--- GIVEN PASSAGE ---
****************************************
The Advent of Code 2024 Day 11 problem featured labeled rocks which duplicate according to simple rules:

  • Rocks labeled 0 turn into 1's
  • Rocks with a even number of digits in the label split into two rocks with the first and last half of the digits
  • Other rocks have their labels multiplied by 2024

Your puzzle task is to count the number of rocks after 25, then 75 iterations of these rules.

For 25 iterations, a very simple recursive count suffices

count := proc(n, s)
local f, l;
    if n = 0 then return 1;
    elif s=0 then return count(n-1,1);
    end if;
    l := length(s);
    if l mod 2 = 0 then
         f := floor( s/10^(l/2) );
         return count(n-1,f) + count(n-1,s-f*10^(l/2));
    else return count(n-1, 2024*s);
    end if;
end proc:

For the puzzle input, a collection of 8 numbers (the stone labels) the largest with 7 digits, you can call count(25,s) on each s in the input and add them together in about 1 second, but trying that for 75 "hangs" and clearly will not work.

Generally for something like this, the first trick in my puzzle solving toolbox is memoization, so that the results of recursive calls are stored so they don't have to be recomputed.  In Maple, there are two main ways to add memoization to recursive procedures: option cache and option remember.  The remember option is older and uses a simple table that gets populated with (input,return) pairs whenever the procedure returns. The cache option is newer and uses size limited LRU tables that are more memory friendly.  Typically in the Maple math library we use cache tables since they won't fill up your working memory with cached results, and will remove old cached elements in a smart way (the double option option remember, system also limits table growth by allowing entries to be garbage collected, but it is not as flexible as a cache).

So this preable is to say, that the first memoization option I tend to reach for is option cache but best practice for Maple math library development is not always the thing that solves a code puzzle.  In this case, adding option cache to our procedure count also "hangs".  If you are smart, you will immediately try again with option remember, and you'll find that works easily:

count := proc(n, s)
****************************************
[Document structure recognition records]
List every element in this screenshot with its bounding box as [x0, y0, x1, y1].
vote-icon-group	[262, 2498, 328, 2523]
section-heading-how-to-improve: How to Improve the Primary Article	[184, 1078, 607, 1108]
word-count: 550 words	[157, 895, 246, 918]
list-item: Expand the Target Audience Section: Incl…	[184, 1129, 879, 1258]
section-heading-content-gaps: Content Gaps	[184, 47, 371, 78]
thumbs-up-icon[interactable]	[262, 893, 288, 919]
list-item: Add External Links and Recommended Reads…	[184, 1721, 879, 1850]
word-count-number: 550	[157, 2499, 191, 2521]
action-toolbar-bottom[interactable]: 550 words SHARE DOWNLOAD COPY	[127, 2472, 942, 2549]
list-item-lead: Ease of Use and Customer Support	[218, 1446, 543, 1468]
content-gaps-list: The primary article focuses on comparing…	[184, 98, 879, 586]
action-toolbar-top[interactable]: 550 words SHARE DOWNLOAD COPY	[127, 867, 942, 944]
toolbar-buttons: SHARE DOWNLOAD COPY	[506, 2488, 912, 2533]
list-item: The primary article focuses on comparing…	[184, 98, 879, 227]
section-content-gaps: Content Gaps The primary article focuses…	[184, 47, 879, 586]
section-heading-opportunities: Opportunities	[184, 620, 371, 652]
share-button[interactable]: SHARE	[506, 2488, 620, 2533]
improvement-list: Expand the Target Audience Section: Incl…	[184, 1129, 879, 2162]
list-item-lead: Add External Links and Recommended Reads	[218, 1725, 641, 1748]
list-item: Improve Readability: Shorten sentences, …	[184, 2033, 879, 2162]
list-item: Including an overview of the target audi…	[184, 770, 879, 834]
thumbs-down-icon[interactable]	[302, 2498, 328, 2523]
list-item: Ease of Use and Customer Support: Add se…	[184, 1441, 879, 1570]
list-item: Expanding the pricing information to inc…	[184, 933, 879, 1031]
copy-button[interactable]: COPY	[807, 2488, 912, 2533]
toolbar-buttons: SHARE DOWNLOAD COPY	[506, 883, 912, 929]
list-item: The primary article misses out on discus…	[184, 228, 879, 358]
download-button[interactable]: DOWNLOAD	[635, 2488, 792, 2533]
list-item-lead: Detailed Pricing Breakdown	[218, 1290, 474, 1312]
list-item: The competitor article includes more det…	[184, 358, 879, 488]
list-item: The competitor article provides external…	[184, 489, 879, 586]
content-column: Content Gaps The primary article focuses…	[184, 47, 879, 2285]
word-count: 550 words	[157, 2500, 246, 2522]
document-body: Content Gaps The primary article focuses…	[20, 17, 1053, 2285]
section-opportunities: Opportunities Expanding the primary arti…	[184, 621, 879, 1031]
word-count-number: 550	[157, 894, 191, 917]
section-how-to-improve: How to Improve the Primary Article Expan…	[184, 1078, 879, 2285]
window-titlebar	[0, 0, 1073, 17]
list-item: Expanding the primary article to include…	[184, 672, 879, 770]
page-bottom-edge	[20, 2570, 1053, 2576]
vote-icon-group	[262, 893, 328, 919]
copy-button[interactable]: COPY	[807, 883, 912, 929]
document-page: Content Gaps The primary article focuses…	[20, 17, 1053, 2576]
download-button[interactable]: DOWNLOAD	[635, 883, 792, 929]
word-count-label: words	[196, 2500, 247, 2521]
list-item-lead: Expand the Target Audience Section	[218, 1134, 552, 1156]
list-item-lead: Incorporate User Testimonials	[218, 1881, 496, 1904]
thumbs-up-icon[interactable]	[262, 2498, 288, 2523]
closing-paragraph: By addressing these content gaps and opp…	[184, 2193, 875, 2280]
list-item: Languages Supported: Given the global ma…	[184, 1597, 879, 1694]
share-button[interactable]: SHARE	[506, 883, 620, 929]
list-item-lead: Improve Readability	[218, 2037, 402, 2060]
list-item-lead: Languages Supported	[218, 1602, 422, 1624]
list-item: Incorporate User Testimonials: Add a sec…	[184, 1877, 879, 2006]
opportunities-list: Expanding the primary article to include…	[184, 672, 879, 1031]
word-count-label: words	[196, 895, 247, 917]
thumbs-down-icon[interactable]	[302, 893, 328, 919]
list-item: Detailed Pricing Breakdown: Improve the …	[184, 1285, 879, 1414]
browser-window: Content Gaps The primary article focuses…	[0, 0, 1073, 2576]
****************************************
--- EXERCISE DESCRIPTION ---
Reproduce word for word the stretch of the Advent of Code rock-counting text from "Generally for something" through "as a cache).". Work only from the text, not from the records.

--- RESULT ---
Generally for something like this, the first trick in my puzzle solving toolbox is memoization, so that the results of recursive calls are stored so they don't have to be recomputed.  In Maple, there are two main ways to add memoization to recursive procedures: option cache and option remember.  The remember option is older and uses a simple table that gets populated with (input,return) pairs whenever the procedure returns. The cache option is newer and uses size limited LRU tables that are more memory friendly.  Typically in the Maple math library we use cache tables since they won't fill up your working memory with cached results, and will remove old cached elements in a smart way (the double option option remember, system also limits table growth by allowing entries to be garbage collected, but it is not as flexible as a cache).